#### GOAL:
Scan the records for the string "членов"; copy each line where it occurs.

#### Stored records:

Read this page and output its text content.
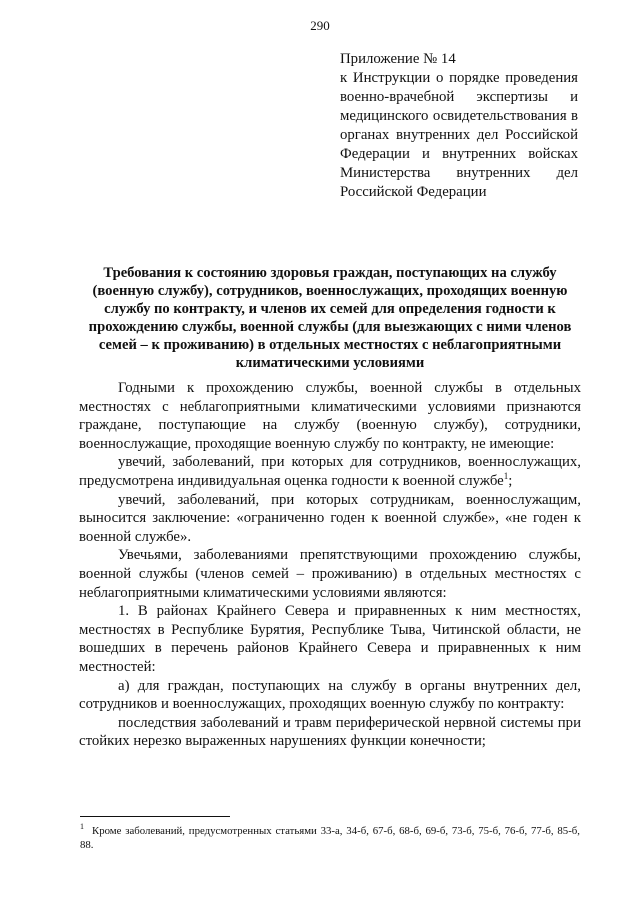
290

Приложение № 14

к Инструкции о порядке проведения военно-врачебной экспертизы и медицинского освидетельствования в органах внутренних дел Российской Федерации и внутренних войсках Министерства внутренних дел Российской Федерации

Требования к состоянию здоровья граждан, поступающих на службу (военную службу), сотрудников, военнослужащих, проходящих военную службу по контракту, и членов их семей для определения годности к прохождению службы, военной службы (для выезжающих с ними членов семей – к проживанию) в отдельных местностях с неблагоприятными климатическими условиями

Годными к прохождению службы, военной службы в отдельных местностях с неблагоприятными климатическими условиями признаются граждане, поступающие на службу (военную службу), сотрудники, военнослужащие, проходящие военную службу по контракту, не имеющие:

увечий, заболеваний, при которых для сотрудников, военнослужащих, предусмотрена индивидуальная оценка годности к военной службе$^1$;

увечий, заболеваний, при которых сотрудникам, военнослужащим, выносится заключение: «ограниченно годен к военной службе», «не годен к военной службе».

Увечьями, заболеваниями препятствующими прохождению службы, военной службы (членов семей – проживанию) в отдельных местностях с неблагоприятными климатическими условиями являются:

1. В районах Крайнего Севера и приравненных к ним местностях, местностях в Республике Бурятия, Республике Тыва, Читинской области, не вошедших в перечень районов Крайнего Севера и приравненных к ним местностей:

а) для граждан, поступающих на службу в органы внутренних дел, сотрудников и военнослужащих, проходящих военную службу по контракту:

последствия заболеваний и травм периферической нервной системы при стойких нерезко выраженных нарушениях функции конечности;

$^1$ Кроме заболеваний, предусмотренных статьями 33-а, 34-б, 67-б, 68-б, 69-б, 73-б, 75-б, 76-б, 77-б, 85-б, 88.
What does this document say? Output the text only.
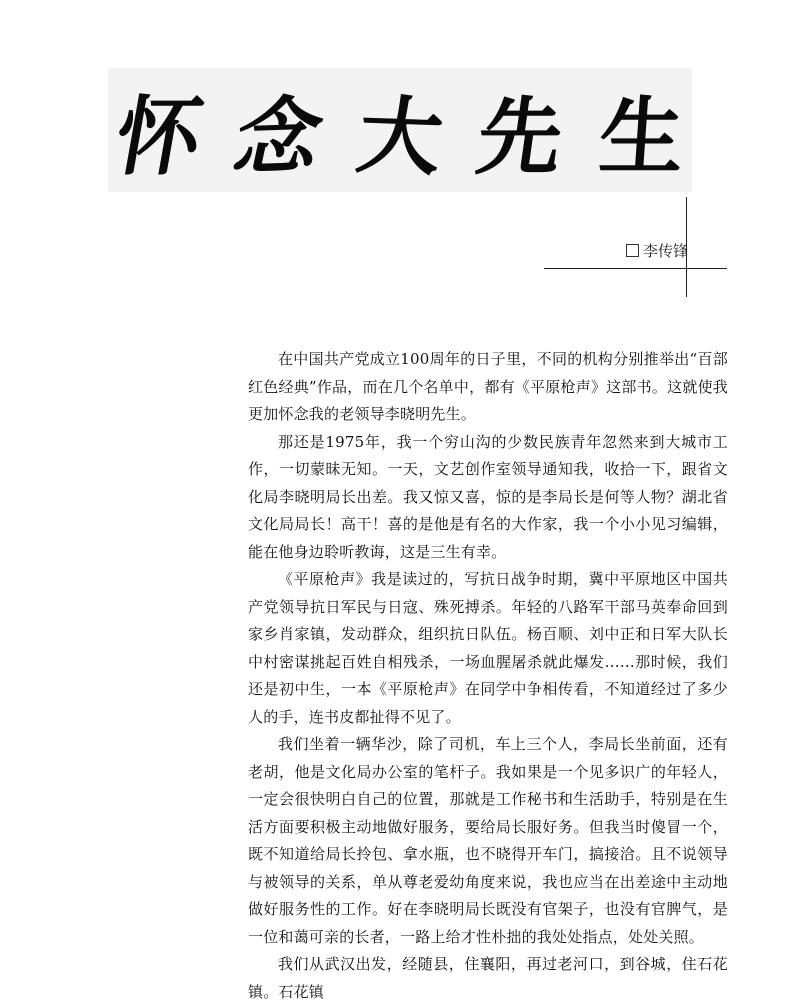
怀 念 大 先 生
李传锋

在中国共产党成立100周年的日子里，不同的机构分别推举出“百部红色经典”作品，而在几个名单中，都有《平原枪声》这部书。这就使我更加怀念我的老领导李晓明先生。

那还是1975年，我一个穷山沟的少数民族青年忽然来到大城市工作，一切蒙昧无知。一天，文艺创作室领导通知我，收拾一下，跟省文化局李晓明局长出差。我又惊又喜，惊的是李局长是何等人物？湖北省文化局局长！高干！喜的是他是有名的大作家，我一个小小见习编辑，能在他身边聆听教诲，这是三生有幸。

《平原枪声》我是读过的，写抗日战争时期，冀中平原地区中国共产党领导抗日军民与日寇、殊死搏杀。年轻的八路军干部马英奉命回到家乡肖家镇，发动群众，组织抗日队伍。杨百顺、刘中正和日军大队长中村密谋挑起百姓自相残杀，一场血腥屠杀就此爆发……那时候，我们还是初中生，一本《平原枪声》在同学中争相传看，不知道经过了多少人的手，连书皮都扯得不见了。

我们坐着一辆华沙，除了司机，车上三个人，李局长坐前面，还有老胡，他是文化局办公室的笔杆子。我如果是一个见多识广的年轻人，一定会很快明白自己的位置，那就是工作秘书和生活助手，特别是在生活方面要积极主动地做好服务，要给局长服好务。但我当时傻冒一个，既不知道给局长拎包、拿水瓶，也不晓得开车门，搞接洽。且不说领导与被领导的关系，单从尊老爱幼角度来说，我也应当在出差途中主动地做好服务性的工作。好在李晓明局长既没有官架子，也没有官脾气，是一位和蔼可亲的长者，一路上给才性朴拙的我处处指点，处处关照。

我们从武汉出发，经随县，住襄阳，再过老河口，到谷城，住石花镇。石花镇
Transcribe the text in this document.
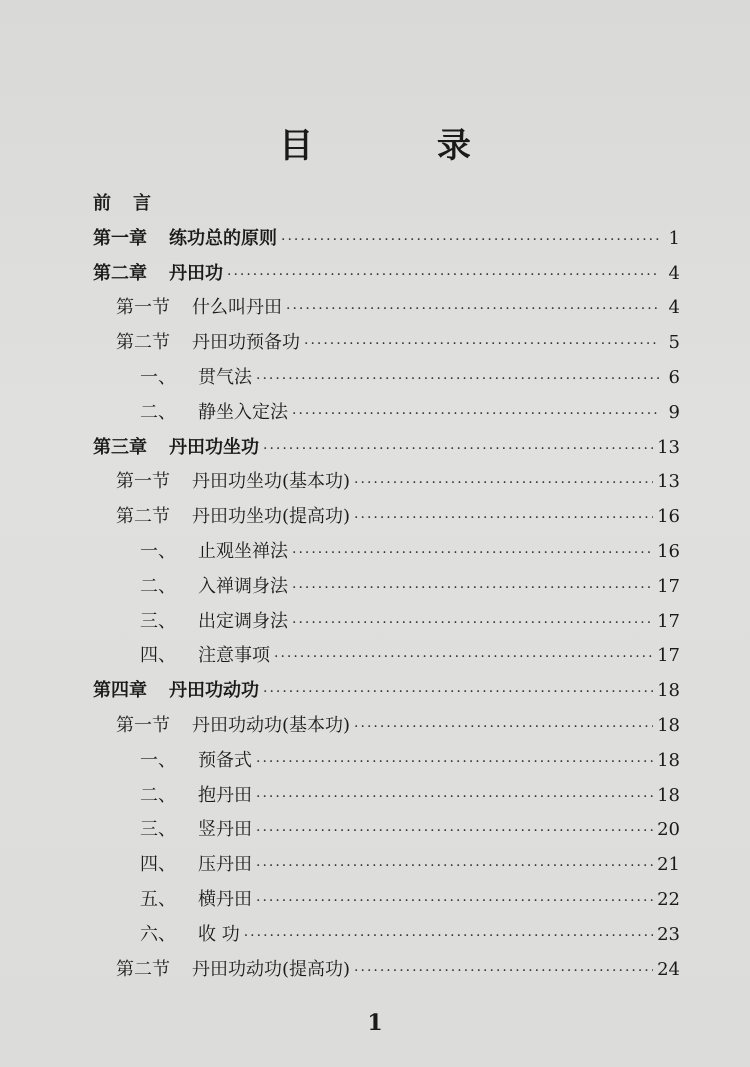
目 录
前 言
第一章 练功总的原则 ·····	1
第二章 丹田功 ·····	4
第一节 什么叫丹田 ·····	4
第二节 丹田功预备功 ·····	5
一、 贯气法 ·····	6
二、 静坐入定法 ·····	9
第三章 丹田功坐功 ·····	13
第一节 丹田功坐功(基本功) ·····	13
第二节 丹田功坐功(提高功) ·····	16
一、 止观坐禅法 ·····	16
二、 入禅调身法 ·····	17
三、 出定调身法 ·····	17
四、 注意事项 ·····	17
第四章 丹田功动功 ·····	18
第一节 丹田功动功(基本功) ·····	18
一、 预备式 ·····	18
二、 抱丹田 ·····	18
三、 竖丹田 ·····	20
四、 压丹田 ·····	21
五、 横丹田 ·····	22
六、 收 功 ·····	23
第二节 丹田功动功(提高功) ·····	24
1
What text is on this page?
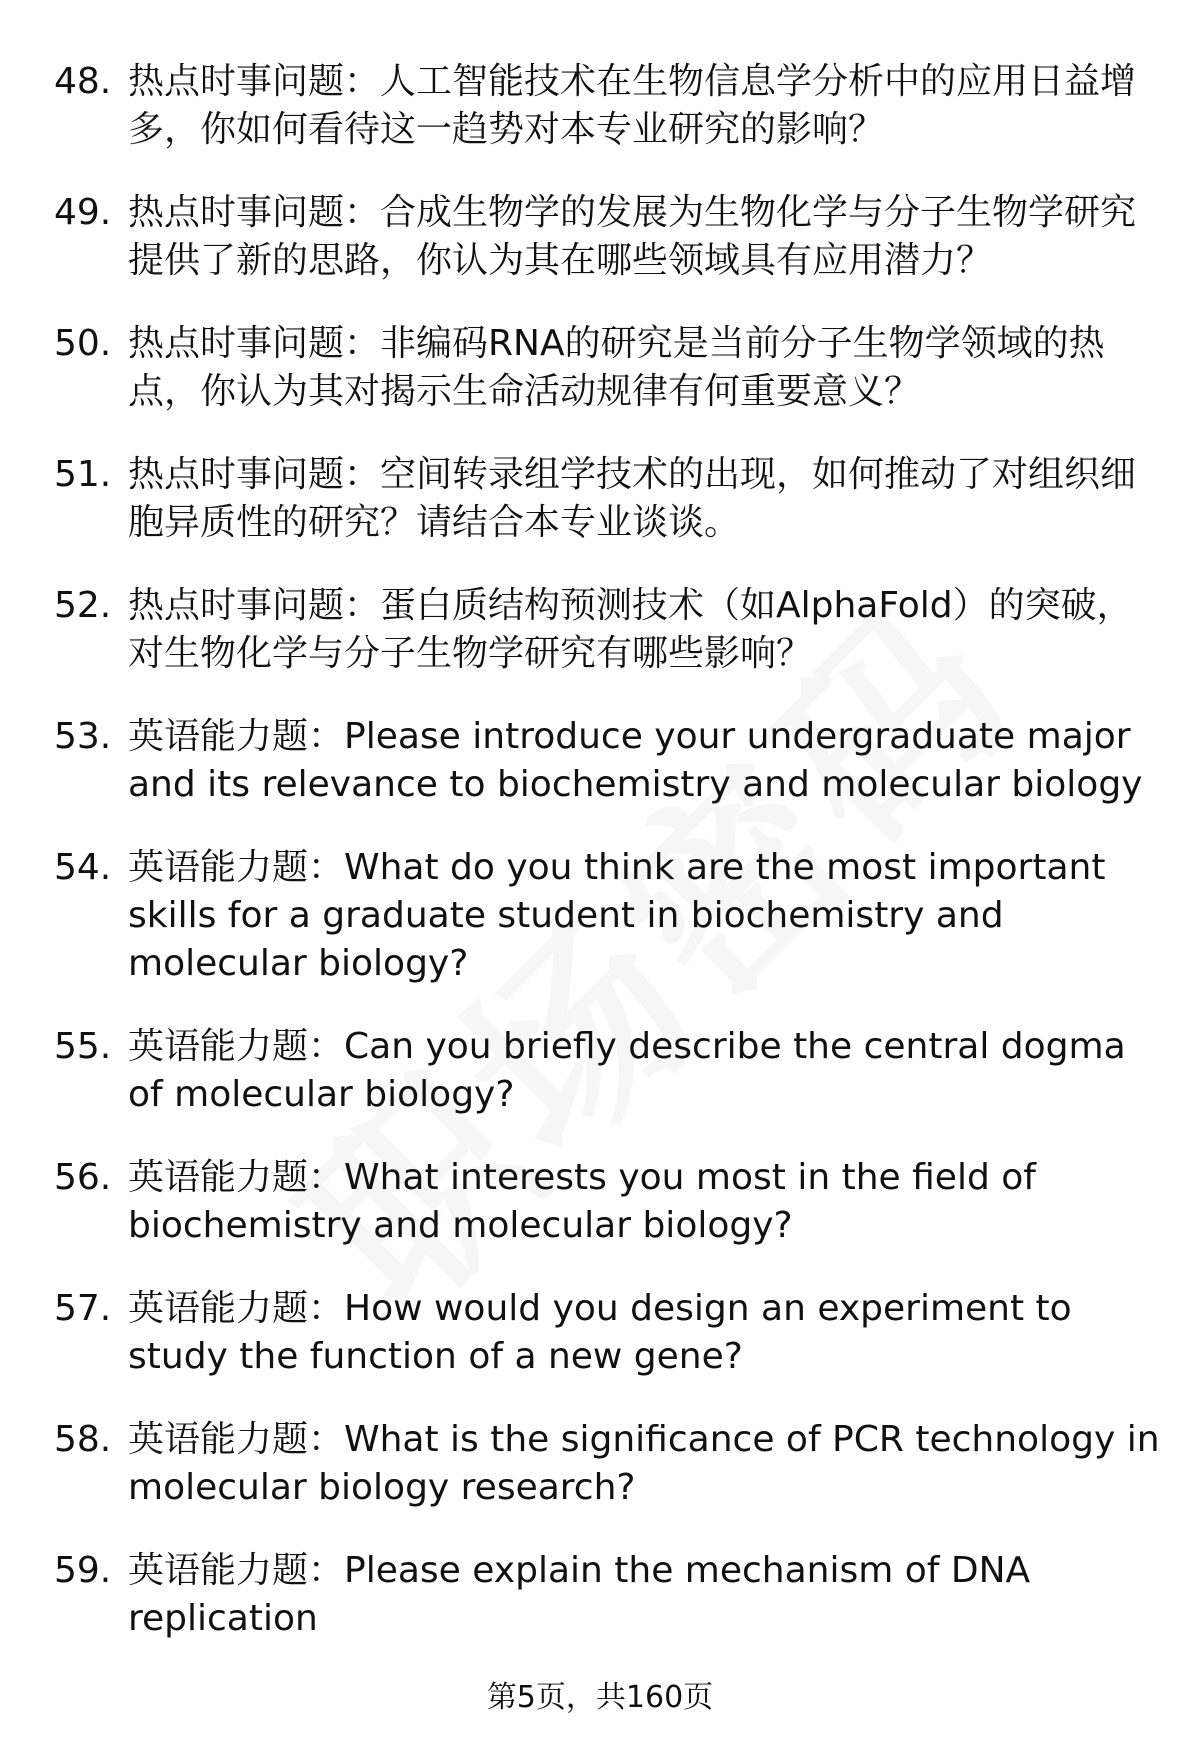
48. 热点时事问题：人工智能技术在生物信息学分析中的应用日益增多，你如何看待这一趋势对本专业研究的影响？
49. 热点时事问题：合成生物学的发展为生物化学与分子生物学研究提供了新的思路，你认为其在哪些领域具有应用潜力？
50. 热点时事问题：非编码RNA的研究是当前分子生物学领域的热点，你认为其对揭示生命活动规律有何重要意义？
51. 热点时事问题：空间转录组学技术的出现，如何推动了对组织细胞异质性的研究？请结合本专业谈谈。
52. 热点时事问题：蛋白质结构预测技术（如AlphaFold）的突破，对生物化学与分子生物学研究有哪些影响？
53. 英语能力题：Please introduce your undergraduate major and its relevance to biochemistry and molecular biology
54. 英语能力题：What do you think are the most important skills for a graduate student in biochemistry and molecular biology?
55. 英语能力题：Can you briefly describe the central dogma of molecular biology?
56. 英语能力题：What interests you most in the field of biochemistry and molecular biology?
57. 英语能力题：How would you design an experiment to study the function of a new gene?
58. 英语能力题：What is the significance of PCR technology in molecular biology research?
59. 英语能力题：Please explain the mechanism of DNA replication
第5页，共160页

#### RESPONSE FOR THIS EXERCISE:
Требования к состоянию здоровья граждан, поступающих на службу (военную службу), сотрудников, военнослужащих, проходящих военную службу по контракту, и членов их семей для определения годности к прохождению службы, военной службы (для выезжающих с ними членов семей – к проживанию) в отдельных местностях с неблагоприятными климатическими условиями
Увечьями, заболеваниями препятствующими прохождению службы, военной службы (членов семей – проживанию) в отдельных местностях с неблагоприятными климатическими условиями являются:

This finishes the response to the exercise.